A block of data
---

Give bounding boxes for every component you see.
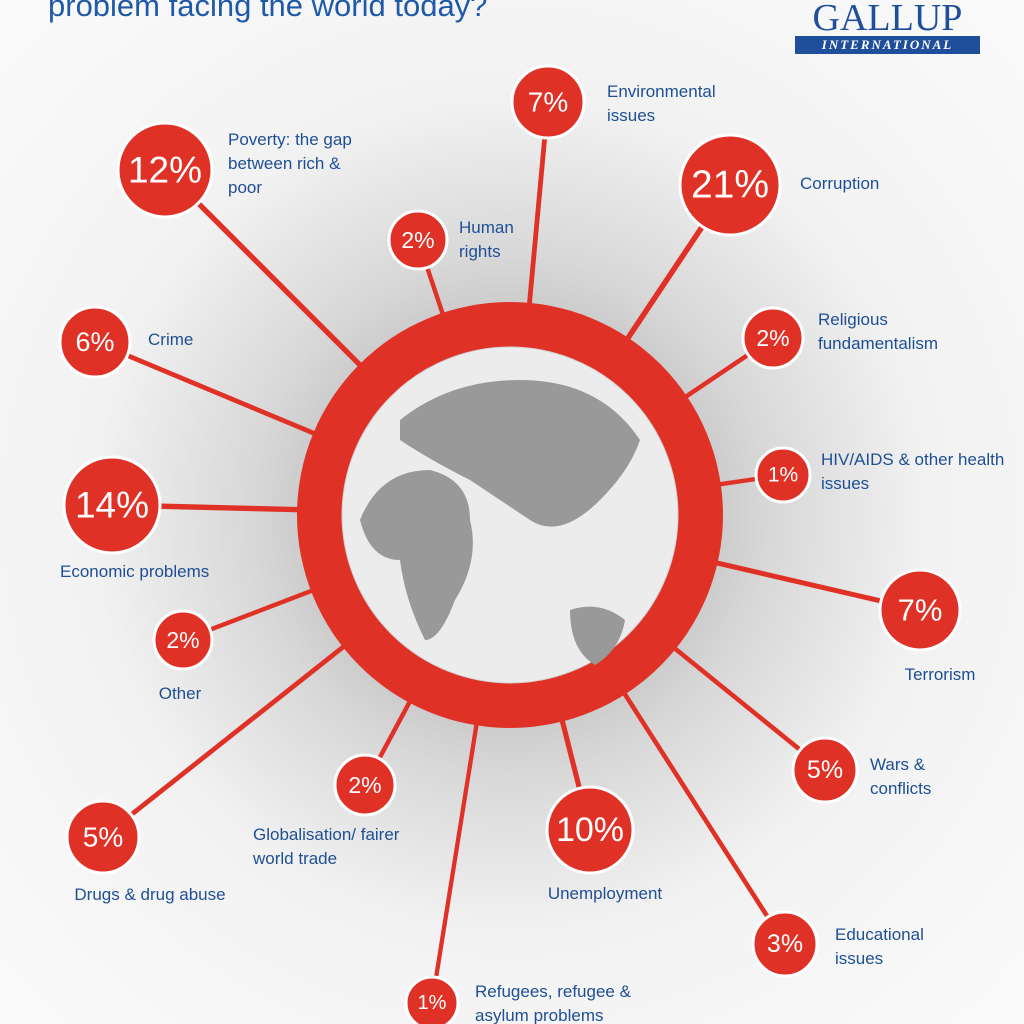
value-label: 3% [767, 930, 803, 958]
title: problem facing the world today? [48, 0, 488, 23]
bubble [791, 736, 859, 804]
category-label: Religious fundamentalism [818, 310, 939, 353]
bubble [741, 306, 805, 370]
value-label: 2% [401, 227, 434, 253]
value-label: 2% [166, 627, 199, 653]
category-label: Corruption [800, 174, 880, 193]
bubble [387, 209, 449, 271]
connector [94, 339, 318, 437]
bubble [754, 446, 812, 504]
value-label: 5% [83, 822, 123, 853]
connector [429, 722, 479, 1004]
bubble [152, 609, 214, 671]
value-label: 10% [556, 811, 624, 849]
category-label: Unemployment [547, 884, 663, 903]
bubble [751, 910, 819, 978]
value-label: 2% [348, 772, 381, 798]
category-label: Crime [148, 330, 194, 349]
value-label: 1% [768, 464, 798, 487]
category-label: Economic problems [60, 562, 210, 581]
category-label: Other [158, 684, 202, 703]
bubble [62, 455, 162, 555]
category-label: Globalisation/ fairer world trade [253, 825, 400, 868]
bubble [510, 64, 586, 140]
value-label: 1% [418, 992, 447, 1014]
value-label: 6% [75, 327, 114, 357]
bubble [58, 305, 132, 379]
value-label: 7% [898, 593, 943, 628]
category-label: Drugs & drug abuse [74, 885, 226, 904]
value-label: 12% [128, 150, 202, 191]
category-label: Refugees, refugee & asylum problems [475, 982, 631, 1024]
value-label: 7% [528, 87, 568, 118]
logo: GALLUP INTERNATIONAL [795, 0, 980, 54]
bubble [878, 568, 962, 652]
logo-name: GALLUP [812, 0, 963, 39]
logo-subtitle: INTERNATIONAL [795, 36, 980, 54]
connector [101, 643, 347, 839]
category-label: Wars & conflicts [870, 755, 932, 798]
bubble [545, 785, 635, 875]
category-label: Environmental issues [607, 82, 716, 125]
bubble [333, 753, 397, 817]
continents [360, 380, 640, 665]
bubble [65, 799, 141, 875]
bubble [116, 121, 214, 219]
bubble [678, 133, 782, 237]
category-label: Human rights [459, 218, 514, 261]
connector [621, 690, 787, 946]
category-label: HIV/AIDS & other health issues [821, 450, 1005, 493]
value-label: 5% [807, 756, 843, 784]
category-label: Poverty: the gap between rich & poor [228, 130, 352, 197]
value-label: 21% [691, 164, 769, 207]
value-label: 14% [75, 485, 149, 526]
category-label: Terrorism [904, 665, 976, 684]
value-label: 2% [756, 325, 789, 351]
category-label: Educational issues [835, 925, 924, 968]
bubble [404, 975, 460, 1024]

---

To do
Rewrite the listing above with every instance of "value-label" changed to "data-label" and all other text unchanged. Omit the picture line from your version.

Expected answer
Give bounding boxes for every component you see.
data-label: 3% [767, 930, 803, 958]
title: problem facing the world today? [48, 0, 488, 23]
bubble [791, 736, 859, 804]
category-label: Religious fundamentalism [818, 310, 939, 353]
bubble [741, 306, 805, 370]
data-label: 2% [401, 227, 434, 253]
data-label: 2% [166, 627, 199, 653]
category-label: Corruption [800, 174, 880, 193]
bubble [387, 209, 449, 271]
connector [94, 339, 318, 437]
bubble [754, 446, 812, 504]
data-label: 5% [83, 822, 123, 853]
connector [429, 722, 479, 1004]
bubble [152, 609, 214, 671]
data-label: 10% [556, 811, 624, 849]
category-label: Unemployment [547, 884, 663, 903]
bubble [751, 910, 819, 978]
data-label: 2% [348, 772, 381, 798]
category-label: Crime [148, 330, 194, 349]
data-label: 1% [768, 464, 798, 487]
category-label: Economic problems [60, 562, 210, 581]
category-label: Other [158, 684, 202, 703]
bubble [62, 455, 162, 555]
category-label: Globalisation/ fairer world trade [253, 825, 400, 868]
bubble [510, 64, 586, 140]
data-label: 1% [418, 992, 447, 1014]
data-label: 6% [75, 327, 114, 357]
bubble [58, 305, 132, 379]
data-label: 7% [898, 593, 943, 628]
category-label: Drugs & drug abuse [74, 885, 226, 904]
data-label: 12% [128, 150, 202, 191]
category-label: Refugees, refugee & asylum problems [475, 982, 631, 1024]
data-label: 7% [528, 87, 568, 118]
logo: GALLUP INTERNATIONAL [795, 0, 980, 54]
bubble [878, 568, 962, 652]
logo-name: GALLUP [812, 0, 963, 39]
logo-subtitle: INTERNATIONAL [795, 36, 980, 54]
connector [101, 643, 347, 839]
category-label: Wars & conflicts [870, 755, 932, 798]
bubble [545, 785, 635, 875]
category-label: Environmental issues [607, 82, 716, 125]
bubble [333, 753, 397, 817]
continents [360, 380, 640, 665]
bubble [65, 799, 141, 875]
bubble [116, 121, 214, 219]
bubble [678, 133, 782, 237]
category-label: Human rights [459, 218, 514, 261]
connector [621, 690, 787, 946]
category-label: HIV/AIDS & other health issues [821, 450, 1005, 493]
data-label: 5% [807, 756, 843, 784]
category-label: Poverty: the gap between rich & poor [228, 130, 352, 197]
data-label: 21% [691, 164, 769, 207]
data-label: 14% [75, 485, 149, 526]
category-label: Terrorism [904, 665, 976, 684]
data-label: 2% [756, 325, 789, 351]
category-label: Educational issues [835, 925, 924, 968]
bubble [404, 975, 460, 1024]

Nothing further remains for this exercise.